[Dataset records]
---

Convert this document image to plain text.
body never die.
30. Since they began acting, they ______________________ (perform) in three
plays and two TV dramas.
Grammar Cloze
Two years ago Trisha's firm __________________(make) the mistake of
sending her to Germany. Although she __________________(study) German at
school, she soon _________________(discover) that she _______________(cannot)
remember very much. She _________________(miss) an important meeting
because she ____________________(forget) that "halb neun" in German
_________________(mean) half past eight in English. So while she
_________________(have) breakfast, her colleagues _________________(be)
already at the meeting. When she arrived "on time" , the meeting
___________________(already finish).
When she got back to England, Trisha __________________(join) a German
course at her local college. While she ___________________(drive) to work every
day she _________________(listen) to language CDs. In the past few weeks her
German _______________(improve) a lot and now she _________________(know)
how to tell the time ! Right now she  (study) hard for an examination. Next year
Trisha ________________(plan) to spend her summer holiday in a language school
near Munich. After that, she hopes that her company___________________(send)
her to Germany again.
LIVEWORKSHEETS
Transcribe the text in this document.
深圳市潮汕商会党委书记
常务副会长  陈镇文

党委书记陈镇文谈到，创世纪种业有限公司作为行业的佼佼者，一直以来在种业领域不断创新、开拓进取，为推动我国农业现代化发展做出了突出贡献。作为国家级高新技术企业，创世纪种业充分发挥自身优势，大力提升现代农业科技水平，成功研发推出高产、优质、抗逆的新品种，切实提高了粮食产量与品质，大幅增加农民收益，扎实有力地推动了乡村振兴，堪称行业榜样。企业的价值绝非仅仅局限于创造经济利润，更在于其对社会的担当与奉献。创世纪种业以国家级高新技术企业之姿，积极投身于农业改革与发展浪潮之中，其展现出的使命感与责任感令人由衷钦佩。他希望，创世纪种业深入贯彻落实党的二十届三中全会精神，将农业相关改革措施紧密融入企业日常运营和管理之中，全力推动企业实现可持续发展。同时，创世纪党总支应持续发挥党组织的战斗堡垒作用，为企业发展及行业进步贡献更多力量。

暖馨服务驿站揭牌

---

◆ WHAT TO PRODUCE:
All of the material must be reproduced exactly.

◆ RESPONSE TO THE EXERCISE:
Convert this document image to plain text.
body never die.
30. Since they began acting, they ______________________ (perform) in three
plays and two TV dramas.
Grammar Cloze
Two years ago Trisha's firm __________________(make) the mistake of
sending her to Germany. Although she __________________(study) German at
school, she soon _________________(discover) that she _______________(cannot)
remember very much. She _________________(miss) an important meeting
because she ____________________(forget) that "halb neun" in German
_________________(mean) half past eight in English. So while she
_________________(have) breakfast, her colleagues _________________(be)
already at the meeting. When she arrived "on time" , the meeting
___________________(already finish).
When she got back to England, Trisha __________________(join) a German
course at her local college. While she ___________________(drive) to work every
day she _________________(listen) to language CDs. In the past few weeks her
German _______________(improve) a lot and now she _________________(know)
how to tell the time ! Right now she  (study) hard for an examination. Next year
Trisha ________________(plan) to spend her summer holiday in a language school
near Munich. After that, she hopes that her company___________________(send)
her to Germany again.
LIVEWORKSHEETS
Transcribe the text in this document.
深圳市潮汕商会党委书记
常务副会长  陈镇文

党委书记陈镇文谈到，创世纪种业有限公司作为行业的佼佼者，一直以来在种业领域不断创新、开拓进取，为推动我国农业现代化发展做出了突出贡献。作为国家级高新技术企业，创世纪种业充分发挥自身优势，大力提升现代农业科技水平，成功研发推出高产、优质、抗逆的新品种，切实提高了粮食产量与品质，大幅增加农民收益，扎实有力地推动了乡村振兴，堪称行业榜样。企业的价值绝非仅仅局限于创造经济利润，更在于其对社会的担当与奉献。创世纪种业以国家级高新技术企业之姿，积极投身于农业改革与发展浪潮之中，其展现出的使命感与责任感令人由衷钦佩。他希望，创世纪种业深入贯彻落实党的二十届三中全会精神，将农业相关改革措施紧密融入企业日常运营和管理之中，全力推动企业实现可持续发展。同时，创世纪党总支应持续发挥党组织的战斗堡垒作用，为企业发展及行业进步贡献更多力量。

暖馨服务驿站揭牌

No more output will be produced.